(Records excerpted from a collection)
╭──

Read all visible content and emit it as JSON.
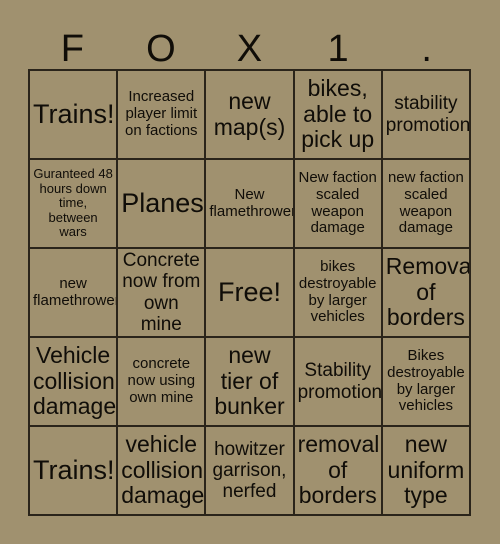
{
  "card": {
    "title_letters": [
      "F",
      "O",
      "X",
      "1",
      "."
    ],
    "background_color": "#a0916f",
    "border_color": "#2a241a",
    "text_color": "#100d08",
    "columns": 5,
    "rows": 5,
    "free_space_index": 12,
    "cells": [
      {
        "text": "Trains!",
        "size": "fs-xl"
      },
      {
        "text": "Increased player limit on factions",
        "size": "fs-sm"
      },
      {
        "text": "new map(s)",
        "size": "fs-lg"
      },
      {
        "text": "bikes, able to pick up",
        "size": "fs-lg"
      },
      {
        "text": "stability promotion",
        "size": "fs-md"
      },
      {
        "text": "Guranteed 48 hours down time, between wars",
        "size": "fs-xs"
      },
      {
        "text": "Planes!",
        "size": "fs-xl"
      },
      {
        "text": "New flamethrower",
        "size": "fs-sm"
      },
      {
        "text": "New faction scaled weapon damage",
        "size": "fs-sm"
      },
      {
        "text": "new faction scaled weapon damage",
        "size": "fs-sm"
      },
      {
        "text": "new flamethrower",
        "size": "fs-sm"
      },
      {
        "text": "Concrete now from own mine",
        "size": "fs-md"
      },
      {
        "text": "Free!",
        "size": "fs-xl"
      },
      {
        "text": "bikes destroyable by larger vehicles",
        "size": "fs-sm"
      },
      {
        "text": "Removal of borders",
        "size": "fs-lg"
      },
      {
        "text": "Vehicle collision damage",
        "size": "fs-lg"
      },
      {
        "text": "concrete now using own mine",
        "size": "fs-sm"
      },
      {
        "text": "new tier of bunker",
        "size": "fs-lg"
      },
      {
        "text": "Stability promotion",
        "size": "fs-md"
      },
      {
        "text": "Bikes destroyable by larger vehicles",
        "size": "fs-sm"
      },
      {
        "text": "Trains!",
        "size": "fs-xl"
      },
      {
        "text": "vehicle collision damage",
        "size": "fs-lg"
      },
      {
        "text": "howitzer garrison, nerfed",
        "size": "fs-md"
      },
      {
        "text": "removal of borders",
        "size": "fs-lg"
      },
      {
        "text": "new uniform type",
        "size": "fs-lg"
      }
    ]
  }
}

╰──
╭──

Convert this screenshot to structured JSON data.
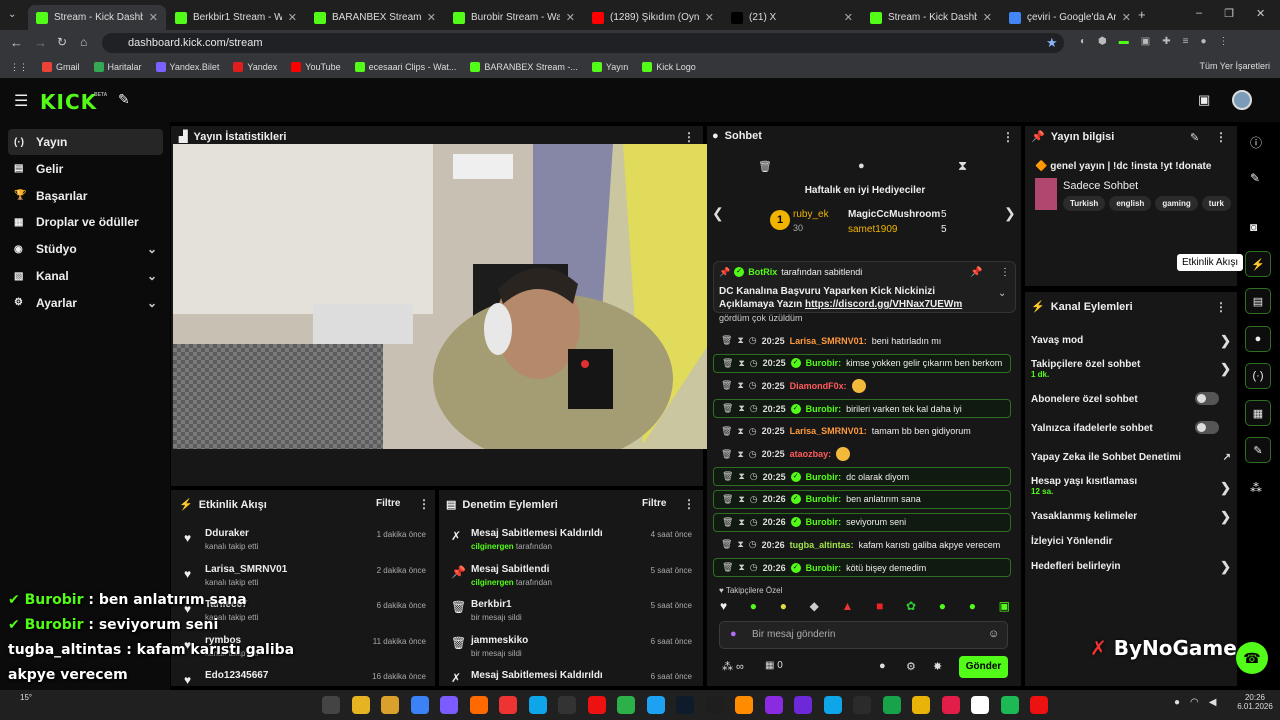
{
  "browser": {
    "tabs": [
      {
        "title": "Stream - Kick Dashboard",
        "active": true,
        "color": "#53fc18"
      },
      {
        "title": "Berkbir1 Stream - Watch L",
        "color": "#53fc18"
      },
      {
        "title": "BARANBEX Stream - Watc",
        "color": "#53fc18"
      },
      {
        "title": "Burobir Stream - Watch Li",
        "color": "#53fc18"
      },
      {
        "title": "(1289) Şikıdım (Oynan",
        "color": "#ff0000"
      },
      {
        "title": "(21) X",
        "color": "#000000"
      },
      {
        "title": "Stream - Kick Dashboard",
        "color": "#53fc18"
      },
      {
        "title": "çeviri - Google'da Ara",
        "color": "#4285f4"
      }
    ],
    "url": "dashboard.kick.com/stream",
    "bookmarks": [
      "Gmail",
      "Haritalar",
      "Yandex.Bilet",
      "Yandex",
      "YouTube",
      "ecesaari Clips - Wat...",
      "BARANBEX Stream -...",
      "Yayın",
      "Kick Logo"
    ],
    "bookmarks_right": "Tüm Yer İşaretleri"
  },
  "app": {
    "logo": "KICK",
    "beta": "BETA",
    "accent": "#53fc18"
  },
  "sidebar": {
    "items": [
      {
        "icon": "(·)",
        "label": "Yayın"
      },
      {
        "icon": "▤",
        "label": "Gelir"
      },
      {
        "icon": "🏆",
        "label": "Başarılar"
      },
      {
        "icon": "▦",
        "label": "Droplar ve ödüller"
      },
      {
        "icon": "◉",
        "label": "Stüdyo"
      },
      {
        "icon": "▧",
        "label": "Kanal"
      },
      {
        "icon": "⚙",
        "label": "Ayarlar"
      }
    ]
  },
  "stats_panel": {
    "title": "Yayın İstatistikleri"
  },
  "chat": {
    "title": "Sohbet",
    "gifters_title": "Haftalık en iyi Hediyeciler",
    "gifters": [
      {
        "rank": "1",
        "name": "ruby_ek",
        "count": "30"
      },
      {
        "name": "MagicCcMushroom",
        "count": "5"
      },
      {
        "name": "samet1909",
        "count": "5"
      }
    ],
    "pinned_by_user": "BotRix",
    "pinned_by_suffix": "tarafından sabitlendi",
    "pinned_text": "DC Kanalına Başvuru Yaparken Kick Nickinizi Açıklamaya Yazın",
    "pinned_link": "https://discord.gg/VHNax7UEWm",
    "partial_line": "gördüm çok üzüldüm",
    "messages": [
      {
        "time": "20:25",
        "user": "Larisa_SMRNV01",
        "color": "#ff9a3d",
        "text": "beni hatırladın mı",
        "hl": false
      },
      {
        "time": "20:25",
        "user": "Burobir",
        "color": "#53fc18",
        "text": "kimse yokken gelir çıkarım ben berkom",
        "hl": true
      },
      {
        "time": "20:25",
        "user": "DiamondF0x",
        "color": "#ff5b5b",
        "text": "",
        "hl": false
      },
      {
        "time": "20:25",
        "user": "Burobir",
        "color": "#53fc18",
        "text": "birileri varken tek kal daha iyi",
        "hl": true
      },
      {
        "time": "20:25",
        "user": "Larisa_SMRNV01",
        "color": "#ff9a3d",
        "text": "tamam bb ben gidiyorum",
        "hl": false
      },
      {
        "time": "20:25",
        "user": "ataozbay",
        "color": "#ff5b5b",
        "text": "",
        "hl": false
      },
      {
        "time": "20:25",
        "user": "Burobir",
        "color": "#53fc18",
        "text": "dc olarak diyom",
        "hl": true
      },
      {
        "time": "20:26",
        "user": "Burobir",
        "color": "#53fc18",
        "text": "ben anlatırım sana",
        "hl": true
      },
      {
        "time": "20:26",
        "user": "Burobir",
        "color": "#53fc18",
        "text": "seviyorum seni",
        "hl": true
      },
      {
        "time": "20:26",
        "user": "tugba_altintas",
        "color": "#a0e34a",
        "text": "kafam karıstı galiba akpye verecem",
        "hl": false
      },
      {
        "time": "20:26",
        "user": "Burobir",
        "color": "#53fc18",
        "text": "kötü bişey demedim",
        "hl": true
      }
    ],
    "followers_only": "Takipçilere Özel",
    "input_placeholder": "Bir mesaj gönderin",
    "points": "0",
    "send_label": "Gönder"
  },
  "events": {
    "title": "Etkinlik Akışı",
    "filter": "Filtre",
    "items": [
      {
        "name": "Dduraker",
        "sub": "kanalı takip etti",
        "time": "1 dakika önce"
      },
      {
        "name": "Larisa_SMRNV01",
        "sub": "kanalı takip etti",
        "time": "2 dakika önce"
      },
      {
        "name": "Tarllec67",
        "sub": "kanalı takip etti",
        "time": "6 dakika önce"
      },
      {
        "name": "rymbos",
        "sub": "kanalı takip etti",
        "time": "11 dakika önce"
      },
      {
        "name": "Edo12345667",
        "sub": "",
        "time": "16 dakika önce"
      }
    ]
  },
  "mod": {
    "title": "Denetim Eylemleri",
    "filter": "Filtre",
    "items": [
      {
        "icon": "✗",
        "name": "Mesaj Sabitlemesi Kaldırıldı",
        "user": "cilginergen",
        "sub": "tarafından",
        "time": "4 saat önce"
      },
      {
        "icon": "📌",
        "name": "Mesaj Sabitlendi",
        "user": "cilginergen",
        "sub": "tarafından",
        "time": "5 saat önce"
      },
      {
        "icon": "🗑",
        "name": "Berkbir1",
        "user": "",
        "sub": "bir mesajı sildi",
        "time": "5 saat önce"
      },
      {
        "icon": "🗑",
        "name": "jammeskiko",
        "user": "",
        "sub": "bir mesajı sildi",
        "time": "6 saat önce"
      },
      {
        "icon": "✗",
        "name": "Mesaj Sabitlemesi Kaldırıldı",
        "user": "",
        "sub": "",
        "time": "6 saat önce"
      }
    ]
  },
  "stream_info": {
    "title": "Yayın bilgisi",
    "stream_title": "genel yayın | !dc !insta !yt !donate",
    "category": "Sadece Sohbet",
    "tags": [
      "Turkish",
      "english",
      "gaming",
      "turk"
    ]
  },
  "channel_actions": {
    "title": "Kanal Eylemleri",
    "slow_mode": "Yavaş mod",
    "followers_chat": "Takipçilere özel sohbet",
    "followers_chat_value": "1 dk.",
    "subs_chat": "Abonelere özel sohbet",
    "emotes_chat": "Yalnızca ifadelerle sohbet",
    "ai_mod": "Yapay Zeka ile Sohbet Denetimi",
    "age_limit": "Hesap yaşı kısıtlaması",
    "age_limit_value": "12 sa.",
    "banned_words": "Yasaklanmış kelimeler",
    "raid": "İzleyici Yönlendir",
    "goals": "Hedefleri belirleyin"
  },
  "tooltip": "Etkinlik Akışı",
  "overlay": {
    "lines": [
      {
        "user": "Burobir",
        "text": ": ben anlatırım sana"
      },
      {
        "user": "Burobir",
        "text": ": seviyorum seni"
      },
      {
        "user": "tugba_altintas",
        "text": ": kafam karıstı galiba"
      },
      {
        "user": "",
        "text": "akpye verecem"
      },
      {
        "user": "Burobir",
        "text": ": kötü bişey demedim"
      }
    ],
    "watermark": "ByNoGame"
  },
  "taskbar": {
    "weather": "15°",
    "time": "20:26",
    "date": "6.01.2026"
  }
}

╰──

### What is required
From the data above, copy out every line with the string "Etkinlik" in it.

### Worked solution
    "title": "Etkinlik Akışı",
  "tooltip": "Etkinlik Akışı",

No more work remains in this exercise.